The records:
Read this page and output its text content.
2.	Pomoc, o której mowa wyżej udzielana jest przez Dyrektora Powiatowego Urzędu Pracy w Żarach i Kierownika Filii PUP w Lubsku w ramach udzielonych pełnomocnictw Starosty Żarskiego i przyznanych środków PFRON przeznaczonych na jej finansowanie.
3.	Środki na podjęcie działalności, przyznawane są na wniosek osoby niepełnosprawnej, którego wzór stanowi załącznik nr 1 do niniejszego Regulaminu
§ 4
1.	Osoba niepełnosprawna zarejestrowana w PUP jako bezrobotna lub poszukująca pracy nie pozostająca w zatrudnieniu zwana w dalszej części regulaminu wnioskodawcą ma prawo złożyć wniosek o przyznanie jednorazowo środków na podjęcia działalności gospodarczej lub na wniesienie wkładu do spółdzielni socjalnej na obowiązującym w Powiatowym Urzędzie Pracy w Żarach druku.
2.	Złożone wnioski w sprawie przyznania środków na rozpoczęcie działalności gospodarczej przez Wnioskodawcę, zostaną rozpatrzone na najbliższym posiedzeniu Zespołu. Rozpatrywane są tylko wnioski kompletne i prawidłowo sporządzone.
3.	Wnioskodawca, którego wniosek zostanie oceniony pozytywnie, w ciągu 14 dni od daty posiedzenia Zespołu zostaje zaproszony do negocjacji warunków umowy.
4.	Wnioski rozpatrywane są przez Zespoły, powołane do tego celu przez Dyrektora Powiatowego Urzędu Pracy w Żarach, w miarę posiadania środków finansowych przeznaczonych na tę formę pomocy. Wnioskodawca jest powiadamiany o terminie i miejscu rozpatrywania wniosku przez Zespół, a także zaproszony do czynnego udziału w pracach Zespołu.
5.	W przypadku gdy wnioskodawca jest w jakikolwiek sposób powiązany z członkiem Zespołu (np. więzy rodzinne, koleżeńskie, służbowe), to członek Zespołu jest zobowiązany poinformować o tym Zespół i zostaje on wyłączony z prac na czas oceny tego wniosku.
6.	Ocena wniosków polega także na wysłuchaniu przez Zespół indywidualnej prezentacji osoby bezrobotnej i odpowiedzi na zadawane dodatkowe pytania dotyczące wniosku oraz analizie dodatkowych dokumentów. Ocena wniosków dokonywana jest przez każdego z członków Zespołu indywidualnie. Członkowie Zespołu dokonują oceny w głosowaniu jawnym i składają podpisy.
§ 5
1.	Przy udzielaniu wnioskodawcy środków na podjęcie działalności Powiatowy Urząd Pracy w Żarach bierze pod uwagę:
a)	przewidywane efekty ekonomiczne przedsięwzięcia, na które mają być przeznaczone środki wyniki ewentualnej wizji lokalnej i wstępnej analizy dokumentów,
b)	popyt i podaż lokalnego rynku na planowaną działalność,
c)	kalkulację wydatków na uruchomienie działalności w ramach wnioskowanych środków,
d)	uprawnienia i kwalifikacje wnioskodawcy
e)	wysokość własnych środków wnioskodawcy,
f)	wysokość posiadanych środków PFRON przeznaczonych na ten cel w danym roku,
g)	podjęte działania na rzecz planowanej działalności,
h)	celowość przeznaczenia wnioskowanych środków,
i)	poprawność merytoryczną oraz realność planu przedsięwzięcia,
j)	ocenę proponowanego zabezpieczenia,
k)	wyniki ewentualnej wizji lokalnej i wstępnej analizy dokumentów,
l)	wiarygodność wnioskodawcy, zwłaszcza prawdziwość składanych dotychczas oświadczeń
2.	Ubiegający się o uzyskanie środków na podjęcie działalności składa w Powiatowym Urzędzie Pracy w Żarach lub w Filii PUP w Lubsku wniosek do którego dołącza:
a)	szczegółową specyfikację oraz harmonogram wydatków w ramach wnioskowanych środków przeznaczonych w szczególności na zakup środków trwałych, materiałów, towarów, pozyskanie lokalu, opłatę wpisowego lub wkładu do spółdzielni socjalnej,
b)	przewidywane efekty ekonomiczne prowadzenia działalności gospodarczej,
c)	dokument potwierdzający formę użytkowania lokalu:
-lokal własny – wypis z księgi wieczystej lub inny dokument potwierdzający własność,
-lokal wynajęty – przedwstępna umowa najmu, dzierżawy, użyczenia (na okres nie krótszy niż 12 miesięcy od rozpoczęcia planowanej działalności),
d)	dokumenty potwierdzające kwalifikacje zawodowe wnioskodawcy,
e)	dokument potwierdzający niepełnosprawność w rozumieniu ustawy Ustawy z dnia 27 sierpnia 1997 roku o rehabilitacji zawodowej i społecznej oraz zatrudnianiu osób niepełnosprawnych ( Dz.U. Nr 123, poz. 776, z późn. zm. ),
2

Task statement: Write down all the entries again without a single difference.

Complete response:
Read this page and output its text content.
2.	Pomoc, o której mowa wyżej udzielana jest przez Dyrektora Powiatowego Urzędu Pracy w Żarach i Kierownika Filii PUP w Lubsku w ramach udzielonych pełnomocnictw Starosty Żarskiego i przyznanych środków PFRON przeznaczonych na jej finansowanie.
3.	Środki na podjęcie działalności, przyznawane są na wniosek osoby niepełnosprawnej, którego wzór stanowi załącznik nr 1 do niniejszego Regulaminu
§ 4
1.	Osoba niepełnosprawna zarejestrowana w PUP jako bezrobotna lub poszukująca pracy nie pozostająca w zatrudnieniu zwana w dalszej części regulaminu wnioskodawcą ma prawo złożyć wniosek o przyznanie jednorazowo środków na podjęcia działalności gospodarczej lub na wniesienie wkładu do spółdzielni socjalnej na obowiązującym w Powiatowym Urzędzie Pracy w Żarach druku.
2.	Złożone wnioski w sprawie przyznania środków na rozpoczęcie działalności gospodarczej przez Wnioskodawcę, zostaną rozpatrzone na najbliższym posiedzeniu Zespołu. Rozpatrywane są tylko wnioski kompletne i prawidłowo sporządzone.
3.	Wnioskodawca, którego wniosek zostanie oceniony pozytywnie, w ciągu 14 dni od daty posiedzenia Zespołu zostaje zaproszony do negocjacji warunków umowy.
4.	Wnioski rozpatrywane są przez Zespoły, powołane do tego celu przez Dyrektora Powiatowego Urzędu Pracy w Żarach, w miarę posiadania środków finansowych przeznaczonych na tę formę pomocy. Wnioskodawca jest powiadamiany o terminie i miejscu rozpatrywania wniosku przez Zespół, a także zaproszony do czynnego udziału w pracach Zespołu.
5.	W przypadku gdy wnioskodawca jest w jakikolwiek sposób powiązany z członkiem Zespołu (np. więzy rodzinne, koleżeńskie, służbowe), to członek Zespołu jest zobowiązany poinformować o tym Zespół i zostaje on wyłączony z prac na czas oceny tego wniosku.
6.	Ocena wniosków polega także na wysłuchaniu przez Zespół indywidualnej prezentacji osoby bezrobotnej i odpowiedzi na zadawane dodatkowe pytania dotyczące wniosku oraz analizie dodatkowych dokumentów. Ocena wniosków dokonywana jest przez każdego z członków Zespołu indywidualnie. Członkowie Zespołu dokonują oceny w głosowaniu jawnym i składają podpisy.
§ 5
1.	Przy udzielaniu wnioskodawcy środków na podjęcie działalności Powiatowy Urząd Pracy w Żarach bierze pod uwagę:
a)	przewidywane efekty ekonomiczne przedsięwzięcia, na które mają być przeznaczone środki wyniki ewentualnej wizji lokalnej i wstępnej analizy dokumentów,
b)	popyt i podaż lokalnego rynku na planowaną działalność,
c)	kalkulację wydatków na uruchomienie działalności w ramach wnioskowanych środków,
d)	uprawnienia i kwalifikacje wnioskodawcy
e)	wysokość własnych środków wnioskodawcy,
f)	wysokość posiadanych środków PFRON przeznaczonych na ten cel w danym roku,
g)	podjęte działania na rzecz planowanej działalności,
h)	celowość przeznaczenia wnioskowanych środków,
i)	poprawność merytoryczną oraz realność planu przedsięwzięcia,
j)	ocenę proponowanego zabezpieczenia,
k)	wyniki ewentualnej wizji lokalnej i wstępnej analizy dokumentów,
l)	wiarygodność wnioskodawcy, zwłaszcza prawdziwość składanych dotychczas oświadczeń
2.	Ubiegający się o uzyskanie środków na podjęcie działalności składa w Powiatowym Urzędzie Pracy w Żarach lub w Filii PUP w Lubsku wniosek do którego dołącza:
a)	szczegółową specyfikację oraz harmonogram wydatków w ramach wnioskowanych środków przeznaczonych w szczególności na zakup środków trwałych, materiałów, towarów, pozyskanie lokalu, opłatę wpisowego lub wkładu do spółdzielni socjalnej,
b)	przewidywane efekty ekonomiczne prowadzenia działalności gospodarczej,
c)	dokument potwierdzający formę użytkowania lokalu:
-lokal własny – wypis z księgi wieczystej lub inny dokument potwierdzający własność,
-lokal wynajęty – przedwstępna umowa najmu, dzierżawy, użyczenia (na okres nie krótszy niż 12 miesięcy od rozpoczęcia planowanej działalności),
d)	dokumenty potwierdzające kwalifikacje zawodowe wnioskodawcy,
e)	dokument potwierdzający niepełnosprawność w rozumieniu ustawy Ustawy z dnia 27 sierpnia 1997 roku o rehabilitacji zawodowej i społecznej oraz zatrudnianiu osób niepełnosprawnych ( Dz.U. Nr 123, poz. 776, z późn. zm. ),
2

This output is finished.